Goal -
Select the lines of the records containing the word "xlabel" and list them.

Stored data -
::::

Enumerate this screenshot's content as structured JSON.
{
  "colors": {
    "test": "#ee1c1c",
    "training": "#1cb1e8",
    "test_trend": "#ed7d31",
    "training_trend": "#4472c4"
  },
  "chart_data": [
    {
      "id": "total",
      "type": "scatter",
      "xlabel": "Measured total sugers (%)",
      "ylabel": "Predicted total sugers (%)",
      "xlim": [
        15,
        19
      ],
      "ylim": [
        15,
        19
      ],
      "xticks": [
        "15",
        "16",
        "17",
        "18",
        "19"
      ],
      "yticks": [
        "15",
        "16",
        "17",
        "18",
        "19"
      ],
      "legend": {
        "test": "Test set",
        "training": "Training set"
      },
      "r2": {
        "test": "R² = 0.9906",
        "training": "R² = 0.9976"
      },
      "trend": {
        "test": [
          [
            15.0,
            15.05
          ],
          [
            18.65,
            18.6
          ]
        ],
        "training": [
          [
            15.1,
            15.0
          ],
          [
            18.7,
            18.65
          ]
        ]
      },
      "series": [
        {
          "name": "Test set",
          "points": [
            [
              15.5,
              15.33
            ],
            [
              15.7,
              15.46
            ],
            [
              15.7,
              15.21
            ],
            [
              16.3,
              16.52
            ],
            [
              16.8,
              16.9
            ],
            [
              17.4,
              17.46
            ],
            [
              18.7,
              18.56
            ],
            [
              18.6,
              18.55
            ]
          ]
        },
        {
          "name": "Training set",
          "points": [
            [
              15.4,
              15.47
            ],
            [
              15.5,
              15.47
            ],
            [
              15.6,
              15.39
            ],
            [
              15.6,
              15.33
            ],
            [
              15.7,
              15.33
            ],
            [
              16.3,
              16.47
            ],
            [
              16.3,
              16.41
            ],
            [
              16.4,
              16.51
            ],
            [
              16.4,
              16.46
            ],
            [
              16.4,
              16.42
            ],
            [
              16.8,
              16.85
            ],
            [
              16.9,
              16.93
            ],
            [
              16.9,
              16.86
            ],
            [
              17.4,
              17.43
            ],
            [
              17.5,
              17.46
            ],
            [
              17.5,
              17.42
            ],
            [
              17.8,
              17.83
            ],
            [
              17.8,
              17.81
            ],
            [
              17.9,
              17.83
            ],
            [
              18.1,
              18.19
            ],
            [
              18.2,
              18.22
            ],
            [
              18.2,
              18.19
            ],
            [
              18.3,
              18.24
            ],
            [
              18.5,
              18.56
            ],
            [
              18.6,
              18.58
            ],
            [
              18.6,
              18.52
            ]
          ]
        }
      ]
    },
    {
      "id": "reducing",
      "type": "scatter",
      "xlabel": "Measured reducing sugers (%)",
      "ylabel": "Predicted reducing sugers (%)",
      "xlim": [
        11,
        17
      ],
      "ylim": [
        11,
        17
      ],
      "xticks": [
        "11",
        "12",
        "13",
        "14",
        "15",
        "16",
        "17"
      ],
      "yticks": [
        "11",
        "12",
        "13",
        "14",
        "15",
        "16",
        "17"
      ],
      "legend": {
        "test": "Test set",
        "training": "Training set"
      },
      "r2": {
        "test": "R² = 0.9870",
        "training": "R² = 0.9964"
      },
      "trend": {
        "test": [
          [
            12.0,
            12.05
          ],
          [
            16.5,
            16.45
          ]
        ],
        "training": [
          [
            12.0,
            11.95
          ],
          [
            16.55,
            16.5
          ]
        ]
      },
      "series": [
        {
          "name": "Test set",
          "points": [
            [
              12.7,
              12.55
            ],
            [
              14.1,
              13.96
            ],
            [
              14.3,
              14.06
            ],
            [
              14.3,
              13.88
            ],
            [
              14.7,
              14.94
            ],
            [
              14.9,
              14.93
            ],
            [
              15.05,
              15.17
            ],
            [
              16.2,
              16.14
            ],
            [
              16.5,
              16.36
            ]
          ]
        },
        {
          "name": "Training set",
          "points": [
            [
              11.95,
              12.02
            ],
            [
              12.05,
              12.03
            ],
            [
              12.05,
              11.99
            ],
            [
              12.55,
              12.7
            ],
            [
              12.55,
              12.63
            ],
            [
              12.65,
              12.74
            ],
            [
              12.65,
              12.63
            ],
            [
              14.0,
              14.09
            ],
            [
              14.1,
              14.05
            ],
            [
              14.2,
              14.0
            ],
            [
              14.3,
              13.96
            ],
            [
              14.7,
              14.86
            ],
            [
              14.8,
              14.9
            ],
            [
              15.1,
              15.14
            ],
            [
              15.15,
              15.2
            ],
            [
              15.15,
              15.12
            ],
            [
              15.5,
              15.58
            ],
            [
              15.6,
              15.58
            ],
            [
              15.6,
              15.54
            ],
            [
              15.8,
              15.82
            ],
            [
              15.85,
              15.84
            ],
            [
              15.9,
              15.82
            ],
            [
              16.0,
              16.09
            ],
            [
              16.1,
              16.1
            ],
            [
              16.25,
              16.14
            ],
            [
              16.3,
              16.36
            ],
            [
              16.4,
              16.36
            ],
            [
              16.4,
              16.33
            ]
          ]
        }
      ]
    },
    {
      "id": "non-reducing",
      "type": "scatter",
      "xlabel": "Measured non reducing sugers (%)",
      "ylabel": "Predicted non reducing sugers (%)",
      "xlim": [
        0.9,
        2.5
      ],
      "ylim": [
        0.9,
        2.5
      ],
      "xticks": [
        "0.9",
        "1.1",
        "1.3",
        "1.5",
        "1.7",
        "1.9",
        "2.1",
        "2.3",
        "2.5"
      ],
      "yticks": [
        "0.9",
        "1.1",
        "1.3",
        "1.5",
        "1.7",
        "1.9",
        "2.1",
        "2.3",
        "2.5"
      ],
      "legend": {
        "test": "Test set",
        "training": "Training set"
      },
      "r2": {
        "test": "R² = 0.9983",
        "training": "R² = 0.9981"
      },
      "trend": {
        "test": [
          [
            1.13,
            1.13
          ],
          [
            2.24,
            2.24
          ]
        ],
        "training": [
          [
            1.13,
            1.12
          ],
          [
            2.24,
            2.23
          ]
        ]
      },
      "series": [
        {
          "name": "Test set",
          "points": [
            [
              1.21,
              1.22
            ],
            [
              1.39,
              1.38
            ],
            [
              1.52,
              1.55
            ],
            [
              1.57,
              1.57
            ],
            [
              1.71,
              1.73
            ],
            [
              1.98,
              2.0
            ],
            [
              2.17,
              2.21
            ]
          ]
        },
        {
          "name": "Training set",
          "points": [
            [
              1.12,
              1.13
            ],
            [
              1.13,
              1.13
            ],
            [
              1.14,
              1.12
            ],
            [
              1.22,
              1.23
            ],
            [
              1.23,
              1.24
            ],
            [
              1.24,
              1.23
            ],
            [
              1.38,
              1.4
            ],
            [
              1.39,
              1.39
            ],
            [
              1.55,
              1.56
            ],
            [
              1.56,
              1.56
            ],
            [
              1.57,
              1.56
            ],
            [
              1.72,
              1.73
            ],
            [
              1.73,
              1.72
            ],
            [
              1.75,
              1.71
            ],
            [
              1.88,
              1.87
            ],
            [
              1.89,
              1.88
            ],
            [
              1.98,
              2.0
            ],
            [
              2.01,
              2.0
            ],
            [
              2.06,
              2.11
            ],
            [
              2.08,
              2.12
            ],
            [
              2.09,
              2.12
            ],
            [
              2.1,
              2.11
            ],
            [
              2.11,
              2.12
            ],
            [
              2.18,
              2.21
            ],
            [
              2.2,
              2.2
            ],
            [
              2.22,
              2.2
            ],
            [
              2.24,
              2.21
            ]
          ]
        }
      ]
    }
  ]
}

::::

Exercise answer -
      "xlabel": "Measured total sugers (%)",
      "xlabel": "Measured reducing sugers (%)",
      "xlabel": "Measured non reducing sugers (%)",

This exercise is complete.